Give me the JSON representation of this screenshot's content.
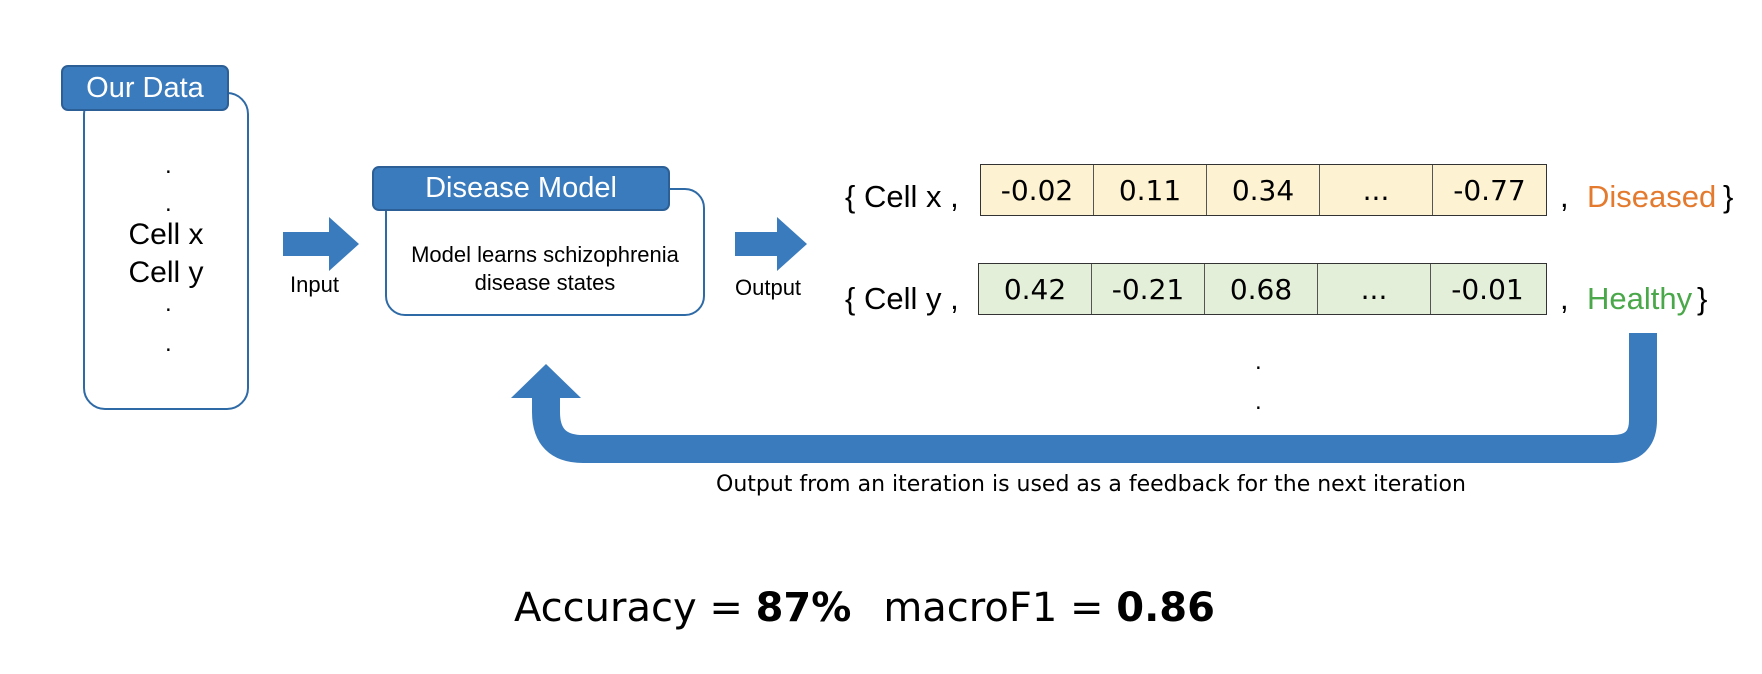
{
  "colors": {
    "accent_blue": "#3a7bbd",
    "border_blue": "#2e6aa6",
    "diseased": "#e47a2e",
    "healthy": "#4aa84a",
    "yellow_cells": "#fdf3d2",
    "green_cells": "#e3efd9"
  },
  "data_panel": {
    "title": "Our Data",
    "dot": ".",
    "items": [
      "Cell x",
      "Cell y"
    ]
  },
  "arrows": {
    "input_label": "Input",
    "output_label": "Output",
    "icons": [
      "right-arrow-icon",
      "feedback-arrow-icon"
    ]
  },
  "model_panel": {
    "title": "Disease Model",
    "description_line1": "Model learns schizophrenia",
    "description_line2": "disease states"
  },
  "outputs": [
    {
      "prefix": "{ Cell x ,",
      "values": [
        "-0.02",
        "0.11",
        "0.34",
        "...",
        "-0.77"
      ],
      "comma": ",",
      "label": "Diseased",
      "suffix": "}"
    },
    {
      "prefix": "{ Cell y ,",
      "values": [
        "0.42",
        "-0.21",
        "0.68",
        "...",
        "-0.01"
      ],
      "comma": ",",
      "label": "Healthy",
      "suffix": "}"
    }
  ],
  "continuation_dot": ".",
  "feedback_caption": "Output from an iteration is used as a feedback for the next iteration",
  "metrics": {
    "accuracy_label": "Accuracy = ",
    "accuracy_value": "87%",
    "f1_label": "macroF1 = ",
    "f1_value": "0.86"
  }
}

○ ○ ○ ○

The task
Copy the entries exactly. Leave out the images.

Solution to this exercise
Give me the JSON representation of this screenshot's content.
{
  "colors": {
    "accent_blue": "#3a7bbd",
    "border_blue": "#2e6aa6",
    "diseased": "#e47a2e",
    "healthy": "#4aa84a",
    "yellow_cells": "#fdf3d2",
    "green_cells": "#e3efd9"
  },
  "data_panel": {
    "title": "Our Data",
    "dot": ".",
    "items": [
      "Cell x",
      "Cell y"
    ]
  },
  "arrows": {
    "input_label": "Input",
    "output_label": "Output",
    "icons": [
      "right-arrow-icon",
      "feedback-arrow-icon"
    ]
  },
  "model_panel": {
    "title": "Disease Model",
    "description_line1": "Model learns schizophrenia",
    "description_line2": "disease states"
  },
  "outputs": [
    {
      "prefix": "{ Cell x ,",
      "values": [
        "-0.02",
        "0.11",
        "0.34",
        "...",
        "-0.77"
      ],
      "comma": ",",
      "label": "Diseased",
      "suffix": "}"
    },
    {
      "prefix": "{ Cell y ,",
      "values": [
        "0.42",
        "-0.21",
        "0.68",
        "...",
        "-0.01"
      ],
      "comma": ",",
      "label": "Healthy",
      "suffix": "}"
    }
  ],
  "continuation_dot": ".",
  "feedback_caption": "Output from an iteration is used as a feedback for the next iteration",
  "metrics": {
    "accuracy_label": "Accuracy = ",
    "accuracy_value": "87%",
    "f1_label": "macroF1 = ",
    "f1_value": "0.86"
  }
}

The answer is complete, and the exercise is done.